Provide nothing but the number of lines containing the string "Current".

-- start RECORD SET --

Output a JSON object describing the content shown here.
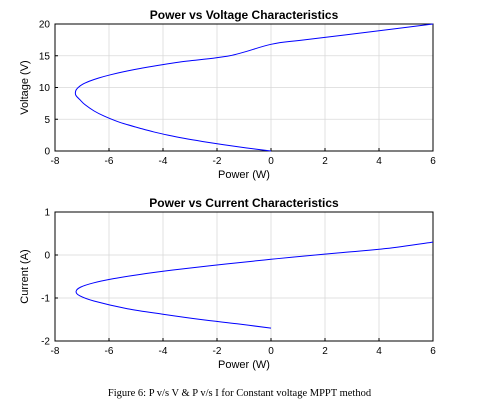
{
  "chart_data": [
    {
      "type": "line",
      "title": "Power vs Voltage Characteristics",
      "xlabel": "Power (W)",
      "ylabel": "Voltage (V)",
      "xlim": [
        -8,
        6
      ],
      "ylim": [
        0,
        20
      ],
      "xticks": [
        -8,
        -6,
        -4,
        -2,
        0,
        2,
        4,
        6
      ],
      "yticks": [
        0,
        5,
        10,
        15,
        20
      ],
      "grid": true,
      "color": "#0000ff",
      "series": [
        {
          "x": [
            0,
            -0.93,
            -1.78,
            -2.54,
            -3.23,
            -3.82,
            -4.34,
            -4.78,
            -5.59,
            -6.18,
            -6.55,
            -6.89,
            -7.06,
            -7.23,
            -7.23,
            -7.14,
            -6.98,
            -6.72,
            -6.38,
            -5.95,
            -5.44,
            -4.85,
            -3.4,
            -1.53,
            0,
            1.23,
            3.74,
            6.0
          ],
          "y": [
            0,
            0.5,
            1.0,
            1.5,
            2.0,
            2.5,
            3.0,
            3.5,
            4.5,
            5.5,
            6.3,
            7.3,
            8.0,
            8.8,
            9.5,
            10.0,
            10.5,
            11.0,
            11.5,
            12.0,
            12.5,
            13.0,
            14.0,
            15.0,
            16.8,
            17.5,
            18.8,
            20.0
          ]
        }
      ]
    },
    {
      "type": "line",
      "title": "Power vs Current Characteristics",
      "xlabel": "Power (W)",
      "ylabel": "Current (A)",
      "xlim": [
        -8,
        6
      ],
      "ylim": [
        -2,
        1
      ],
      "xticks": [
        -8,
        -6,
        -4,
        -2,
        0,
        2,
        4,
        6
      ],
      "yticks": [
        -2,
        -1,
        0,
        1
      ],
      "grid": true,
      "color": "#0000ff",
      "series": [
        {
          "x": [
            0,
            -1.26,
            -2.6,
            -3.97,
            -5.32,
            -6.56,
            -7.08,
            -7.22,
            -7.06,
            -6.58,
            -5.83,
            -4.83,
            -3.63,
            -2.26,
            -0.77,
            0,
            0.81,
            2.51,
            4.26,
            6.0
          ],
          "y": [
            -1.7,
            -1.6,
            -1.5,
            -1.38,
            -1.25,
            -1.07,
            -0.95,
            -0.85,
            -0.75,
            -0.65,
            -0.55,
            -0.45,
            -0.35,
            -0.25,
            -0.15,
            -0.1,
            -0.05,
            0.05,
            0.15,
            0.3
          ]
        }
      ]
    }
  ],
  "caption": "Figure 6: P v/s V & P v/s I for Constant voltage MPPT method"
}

-- end RECORD SET --

- [FINAL RESULT]
2